▶ _ITEMS_
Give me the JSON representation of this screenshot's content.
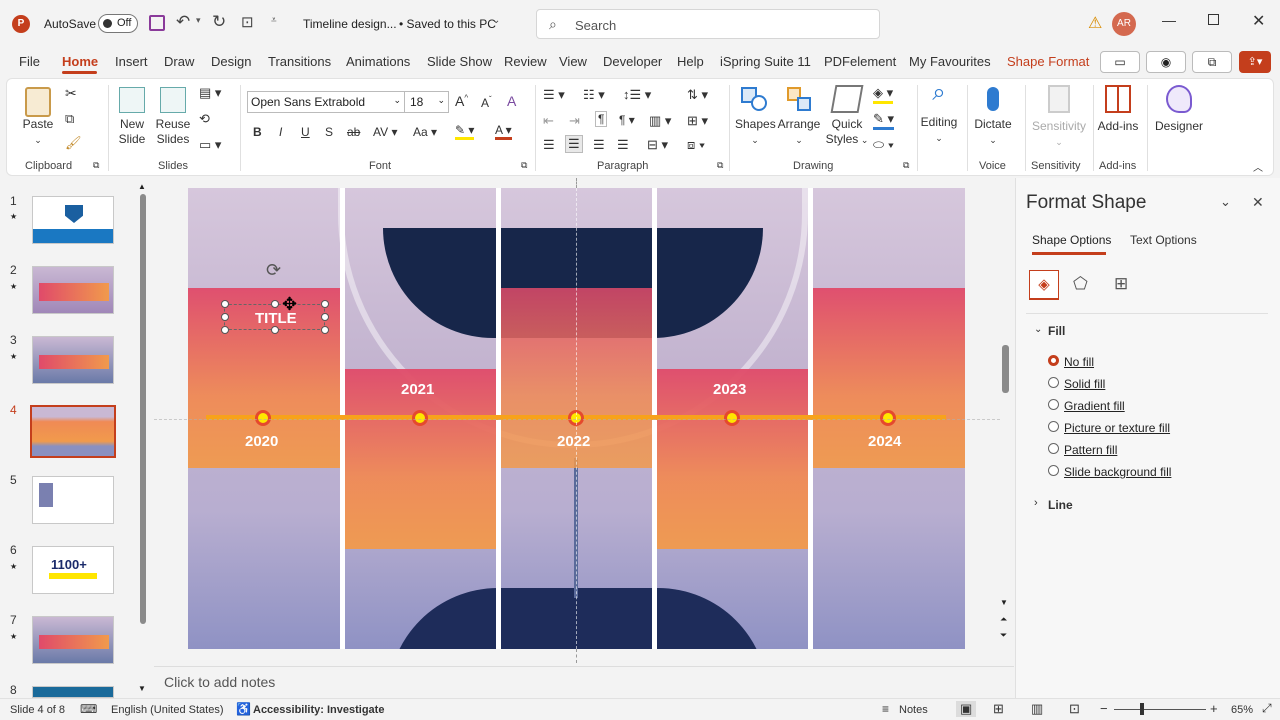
{
  "titlebar": {
    "autosave_label": "AutoSave",
    "autosave_state": "Off",
    "doc_title": "Timeline design...",
    "save_status": "• Saved to this PC",
    "search_placeholder": "Search",
    "avatar_initials": "AR"
  },
  "tabs": [
    "File",
    "Home",
    "Insert",
    "Draw",
    "Design",
    "Transitions",
    "Animations",
    "Slide Show",
    "Review",
    "View",
    "Developer",
    "Help",
    "iSpring Suite 11",
    "PDFelement",
    "My Favourites",
    "Shape Format"
  ],
  "ribbon": {
    "paste": "Paste",
    "new_slide": "New",
    "new_slide2": "Slide",
    "reuse": "Reuse",
    "reuse2": "Slides",
    "font_name": "Open Sans Extrabold",
    "font_size": "18",
    "shapes": "Shapes",
    "arrange": "Arrange",
    "quick": "Quick",
    "styles": "Styles",
    "editing": "Editing",
    "dictate": "Dictate",
    "sensitivity": "Sensitivity",
    "addins": "Add-ins",
    "designer": "Designer",
    "groups": {
      "clipboard": "Clipboard",
      "slides": "Slides",
      "font": "Font",
      "paragraph": "Paragraph",
      "drawing": "Drawing",
      "voice": "Voice",
      "sensitivity": "Sensitivity",
      "addins": "Add-ins"
    }
  },
  "thumbnails": [
    "1",
    "2",
    "3",
    "4",
    "5",
    "6",
    "7",
    "8"
  ],
  "thumb6_text": "1100+",
  "slide": {
    "title_text": "TITLE",
    "years": [
      "2020",
      "2021",
      "2022",
      "2023",
      "2024"
    ]
  },
  "notes_placeholder": "Click to add notes",
  "format_pane": {
    "title": "Format Shape",
    "tab_shape": "Shape Options",
    "tab_text": "Text Options",
    "fill_header": "Fill",
    "line_header": "Line",
    "options": [
      "No fill",
      "Solid fill",
      "Gradient fill",
      "Picture or texture fill",
      "Pattern fill",
      "Slide background fill"
    ],
    "selected": "No fill"
  },
  "status": {
    "slide_info": "Slide 4 of 8",
    "language": "English (United States)",
    "accessibility": "Accessibility: Investigate",
    "notes": "Notes",
    "zoom": "65%"
  },
  "colors": {
    "accent": "#c43e1c",
    "timeline": "#f7a21b",
    "band_top": "#e04a6a",
    "band_bottom": "#f19a4c"
  }
}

▶ _INSTRUCTION_
Write out the data precisely as given, excluding the pictures.

▶ _OUTPUT OF THE TASK_
Give me the JSON representation of this screenshot's content.
{
  "titlebar": {
    "autosave_label": "AutoSave",
    "autosave_state": "Off",
    "doc_title": "Timeline design...",
    "save_status": "• Saved to this PC",
    "search_placeholder": "Search",
    "avatar_initials": "AR"
  },
  "tabs": [
    "File",
    "Home",
    "Insert",
    "Draw",
    "Design",
    "Transitions",
    "Animations",
    "Slide Show",
    "Review",
    "View",
    "Developer",
    "Help",
    "iSpring Suite 11",
    "PDFelement",
    "My Favourites",
    "Shape Format"
  ],
  "ribbon": {
    "paste": "Paste",
    "new_slide": "New",
    "new_slide2": "Slide",
    "reuse": "Reuse",
    "reuse2": "Slides",
    "font_name": "Open Sans Extrabold",
    "font_size": "18",
    "shapes": "Shapes",
    "arrange": "Arrange",
    "quick": "Quick",
    "styles": "Styles",
    "editing": "Editing",
    "dictate": "Dictate",
    "sensitivity": "Sensitivity",
    "addins": "Add-ins",
    "designer": "Designer",
    "groups": {
      "clipboard": "Clipboard",
      "slides": "Slides",
      "font": "Font",
      "paragraph": "Paragraph",
      "drawing": "Drawing",
      "voice": "Voice",
      "sensitivity": "Sensitivity",
      "addins": "Add-ins"
    }
  },
  "thumbnails": [
    "1",
    "2",
    "3",
    "4",
    "5",
    "6",
    "7",
    "8"
  ],
  "thumb6_text": "1100+",
  "slide": {
    "title_text": "TITLE",
    "years": [
      "2020",
      "2021",
      "2022",
      "2023",
      "2024"
    ]
  },
  "notes_placeholder": "Click to add notes",
  "format_pane": {
    "title": "Format Shape",
    "tab_shape": "Shape Options",
    "tab_text": "Text Options",
    "fill_header": "Fill",
    "line_header": "Line",
    "options": [
      "No fill",
      "Solid fill",
      "Gradient fill",
      "Picture or texture fill",
      "Pattern fill",
      "Slide background fill"
    ],
    "selected": "No fill"
  },
  "status": {
    "slide_info": "Slide 4 of 8",
    "language": "English (United States)",
    "accessibility": "Accessibility: Investigate",
    "notes": "Notes",
    "zoom": "65%"
  },
  "colors": {
    "accent": "#c43e1c",
    "timeline": "#f7a21b",
    "band_top": "#e04a6a",
    "band_bottom": "#f19a4c"
  }
}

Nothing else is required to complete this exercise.